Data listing
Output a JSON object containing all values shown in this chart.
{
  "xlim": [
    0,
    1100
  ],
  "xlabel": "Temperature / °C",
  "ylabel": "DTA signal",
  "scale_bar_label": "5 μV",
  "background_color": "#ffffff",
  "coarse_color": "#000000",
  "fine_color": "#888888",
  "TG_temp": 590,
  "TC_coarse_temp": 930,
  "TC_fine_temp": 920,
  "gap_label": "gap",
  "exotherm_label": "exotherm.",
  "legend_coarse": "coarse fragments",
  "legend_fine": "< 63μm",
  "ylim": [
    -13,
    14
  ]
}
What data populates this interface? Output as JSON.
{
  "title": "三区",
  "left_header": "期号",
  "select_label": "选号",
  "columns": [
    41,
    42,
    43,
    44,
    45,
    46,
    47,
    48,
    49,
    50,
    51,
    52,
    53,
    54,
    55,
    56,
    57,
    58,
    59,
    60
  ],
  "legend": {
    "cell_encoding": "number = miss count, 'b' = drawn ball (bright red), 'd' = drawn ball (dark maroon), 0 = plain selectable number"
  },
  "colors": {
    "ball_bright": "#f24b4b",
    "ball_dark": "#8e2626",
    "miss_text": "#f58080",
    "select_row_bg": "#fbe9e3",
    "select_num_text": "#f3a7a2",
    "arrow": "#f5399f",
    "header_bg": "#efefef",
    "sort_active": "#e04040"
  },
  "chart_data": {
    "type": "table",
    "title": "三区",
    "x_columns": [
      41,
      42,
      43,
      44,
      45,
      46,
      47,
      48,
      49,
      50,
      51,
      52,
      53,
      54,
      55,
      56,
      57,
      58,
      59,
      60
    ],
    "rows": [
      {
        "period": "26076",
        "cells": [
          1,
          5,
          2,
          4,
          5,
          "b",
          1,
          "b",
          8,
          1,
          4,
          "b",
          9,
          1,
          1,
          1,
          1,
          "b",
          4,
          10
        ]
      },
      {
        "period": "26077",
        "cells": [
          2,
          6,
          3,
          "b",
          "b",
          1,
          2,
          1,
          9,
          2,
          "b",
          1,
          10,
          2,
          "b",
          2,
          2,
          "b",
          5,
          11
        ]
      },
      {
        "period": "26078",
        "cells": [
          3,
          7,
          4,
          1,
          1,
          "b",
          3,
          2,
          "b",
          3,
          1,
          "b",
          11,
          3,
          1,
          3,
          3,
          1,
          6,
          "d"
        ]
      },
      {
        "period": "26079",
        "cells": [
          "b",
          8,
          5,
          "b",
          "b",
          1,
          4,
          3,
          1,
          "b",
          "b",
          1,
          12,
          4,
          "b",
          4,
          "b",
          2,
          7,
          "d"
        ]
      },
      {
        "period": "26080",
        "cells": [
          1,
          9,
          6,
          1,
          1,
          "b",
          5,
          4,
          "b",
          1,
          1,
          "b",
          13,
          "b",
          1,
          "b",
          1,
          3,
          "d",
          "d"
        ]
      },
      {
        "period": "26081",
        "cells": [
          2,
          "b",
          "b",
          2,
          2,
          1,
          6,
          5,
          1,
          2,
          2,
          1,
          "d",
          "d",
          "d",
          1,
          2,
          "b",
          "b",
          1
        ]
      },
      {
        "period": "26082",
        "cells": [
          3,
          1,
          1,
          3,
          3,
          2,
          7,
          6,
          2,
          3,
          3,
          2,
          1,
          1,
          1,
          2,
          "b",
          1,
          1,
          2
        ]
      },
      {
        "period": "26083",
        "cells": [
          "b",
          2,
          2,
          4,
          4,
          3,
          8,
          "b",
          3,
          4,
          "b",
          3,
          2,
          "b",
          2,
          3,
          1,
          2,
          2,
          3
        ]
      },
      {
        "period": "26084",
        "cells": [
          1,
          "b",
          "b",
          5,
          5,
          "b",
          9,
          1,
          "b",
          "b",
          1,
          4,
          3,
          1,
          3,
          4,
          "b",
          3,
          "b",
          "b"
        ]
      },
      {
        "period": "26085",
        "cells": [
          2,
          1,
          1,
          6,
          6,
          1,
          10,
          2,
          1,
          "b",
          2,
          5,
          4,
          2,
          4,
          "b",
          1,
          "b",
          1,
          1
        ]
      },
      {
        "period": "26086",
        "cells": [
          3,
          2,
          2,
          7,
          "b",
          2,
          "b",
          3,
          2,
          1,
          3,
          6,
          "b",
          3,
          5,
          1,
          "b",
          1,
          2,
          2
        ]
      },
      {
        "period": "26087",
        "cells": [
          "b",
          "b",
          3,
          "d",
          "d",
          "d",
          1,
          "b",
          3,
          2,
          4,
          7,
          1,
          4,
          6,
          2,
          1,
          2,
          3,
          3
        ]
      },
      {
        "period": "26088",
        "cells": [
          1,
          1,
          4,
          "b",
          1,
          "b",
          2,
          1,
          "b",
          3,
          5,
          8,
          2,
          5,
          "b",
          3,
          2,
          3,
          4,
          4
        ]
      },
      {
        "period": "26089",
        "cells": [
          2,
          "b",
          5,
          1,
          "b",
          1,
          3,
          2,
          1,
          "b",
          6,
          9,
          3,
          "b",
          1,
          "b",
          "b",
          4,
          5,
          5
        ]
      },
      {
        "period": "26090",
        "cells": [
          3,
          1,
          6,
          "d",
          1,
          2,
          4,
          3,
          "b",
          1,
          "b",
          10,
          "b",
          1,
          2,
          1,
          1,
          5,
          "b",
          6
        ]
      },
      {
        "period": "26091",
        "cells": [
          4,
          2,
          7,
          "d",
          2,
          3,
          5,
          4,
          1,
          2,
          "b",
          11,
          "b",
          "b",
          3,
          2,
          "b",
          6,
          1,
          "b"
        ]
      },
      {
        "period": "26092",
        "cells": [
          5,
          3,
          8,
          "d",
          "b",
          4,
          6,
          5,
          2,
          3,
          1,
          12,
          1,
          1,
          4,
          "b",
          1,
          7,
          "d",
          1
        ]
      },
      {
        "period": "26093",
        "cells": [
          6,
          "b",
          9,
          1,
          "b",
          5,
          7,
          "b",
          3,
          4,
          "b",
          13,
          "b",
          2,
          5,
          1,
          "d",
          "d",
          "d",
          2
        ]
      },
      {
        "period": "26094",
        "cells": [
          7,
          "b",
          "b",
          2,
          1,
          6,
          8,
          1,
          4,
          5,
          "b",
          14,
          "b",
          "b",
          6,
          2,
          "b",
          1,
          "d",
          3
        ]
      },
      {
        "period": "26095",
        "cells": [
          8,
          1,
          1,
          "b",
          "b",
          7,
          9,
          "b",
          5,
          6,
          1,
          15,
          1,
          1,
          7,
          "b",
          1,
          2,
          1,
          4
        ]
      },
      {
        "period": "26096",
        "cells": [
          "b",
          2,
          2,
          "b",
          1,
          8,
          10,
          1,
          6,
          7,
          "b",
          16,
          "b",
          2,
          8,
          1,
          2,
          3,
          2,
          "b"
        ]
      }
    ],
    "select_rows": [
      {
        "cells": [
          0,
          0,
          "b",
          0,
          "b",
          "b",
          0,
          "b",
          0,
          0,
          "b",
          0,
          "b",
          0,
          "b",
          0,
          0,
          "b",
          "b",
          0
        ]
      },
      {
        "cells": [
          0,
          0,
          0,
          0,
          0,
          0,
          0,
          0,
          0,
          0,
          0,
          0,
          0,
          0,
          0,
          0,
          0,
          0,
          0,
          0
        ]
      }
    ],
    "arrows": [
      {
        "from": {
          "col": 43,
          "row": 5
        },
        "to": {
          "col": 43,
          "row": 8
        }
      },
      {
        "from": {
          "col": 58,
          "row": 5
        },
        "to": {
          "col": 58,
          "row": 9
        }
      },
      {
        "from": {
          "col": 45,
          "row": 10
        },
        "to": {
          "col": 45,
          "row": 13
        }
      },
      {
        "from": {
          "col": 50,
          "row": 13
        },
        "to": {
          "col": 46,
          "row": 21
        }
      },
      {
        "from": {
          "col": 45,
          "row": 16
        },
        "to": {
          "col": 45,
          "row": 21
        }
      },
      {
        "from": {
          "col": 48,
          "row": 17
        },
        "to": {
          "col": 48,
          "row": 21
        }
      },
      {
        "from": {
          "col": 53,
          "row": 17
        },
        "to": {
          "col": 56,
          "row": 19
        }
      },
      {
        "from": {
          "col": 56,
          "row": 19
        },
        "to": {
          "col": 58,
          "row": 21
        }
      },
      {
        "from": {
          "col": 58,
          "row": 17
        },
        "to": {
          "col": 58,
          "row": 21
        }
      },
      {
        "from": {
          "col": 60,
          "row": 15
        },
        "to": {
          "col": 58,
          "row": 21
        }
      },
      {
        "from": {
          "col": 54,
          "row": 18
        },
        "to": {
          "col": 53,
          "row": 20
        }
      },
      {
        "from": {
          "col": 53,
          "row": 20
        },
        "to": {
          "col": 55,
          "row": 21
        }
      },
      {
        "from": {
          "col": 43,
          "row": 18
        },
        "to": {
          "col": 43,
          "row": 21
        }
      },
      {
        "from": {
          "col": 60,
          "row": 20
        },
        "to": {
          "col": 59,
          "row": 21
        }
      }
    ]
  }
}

• WHAT THE TASK ASKS
From the data above, copy each line that holds "Output".

• FINAL ANSWER
Output a JSON object containing all values shown in this chart.
What data populates this interface? Output as JSON.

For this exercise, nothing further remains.